▶ _What is expected_
Output a single figure: the number of lines in which the word "потока" appears.

▶ _Entries shown_
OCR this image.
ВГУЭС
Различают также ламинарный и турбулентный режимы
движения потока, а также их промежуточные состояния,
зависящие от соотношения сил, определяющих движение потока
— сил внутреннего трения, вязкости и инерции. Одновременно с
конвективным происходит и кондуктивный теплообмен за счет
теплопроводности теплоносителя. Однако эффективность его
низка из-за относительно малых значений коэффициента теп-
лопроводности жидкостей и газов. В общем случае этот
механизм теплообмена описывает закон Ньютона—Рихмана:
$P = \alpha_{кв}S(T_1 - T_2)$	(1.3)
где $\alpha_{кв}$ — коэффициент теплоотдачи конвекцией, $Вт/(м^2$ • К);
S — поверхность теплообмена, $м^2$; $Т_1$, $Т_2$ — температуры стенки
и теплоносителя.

▶ _Task solution_
2